What you are asked to do:
Copy each line that contains the word "description".

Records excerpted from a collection
══════
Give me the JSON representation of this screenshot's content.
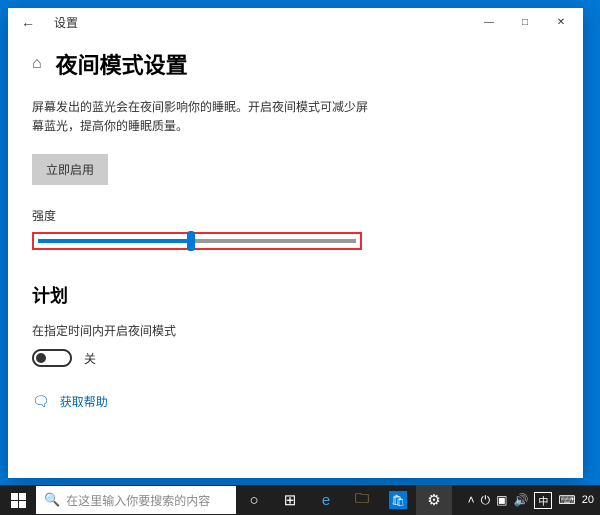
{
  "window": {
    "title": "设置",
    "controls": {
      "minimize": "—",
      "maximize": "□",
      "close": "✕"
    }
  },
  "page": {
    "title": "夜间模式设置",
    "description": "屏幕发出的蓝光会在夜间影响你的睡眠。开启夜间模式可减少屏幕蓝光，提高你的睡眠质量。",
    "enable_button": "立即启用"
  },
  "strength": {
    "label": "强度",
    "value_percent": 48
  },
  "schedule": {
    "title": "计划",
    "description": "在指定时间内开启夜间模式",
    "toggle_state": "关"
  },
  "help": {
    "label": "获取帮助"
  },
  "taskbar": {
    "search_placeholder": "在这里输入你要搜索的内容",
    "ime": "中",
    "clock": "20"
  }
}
══════
Output below:
    "description": "屏幕发出的蓝光会在夜间影响你的睡眠。开启夜间模式可减少屏幕蓝光，提高你的睡眠质量。",
    "description": "在指定时间内开启夜间模式",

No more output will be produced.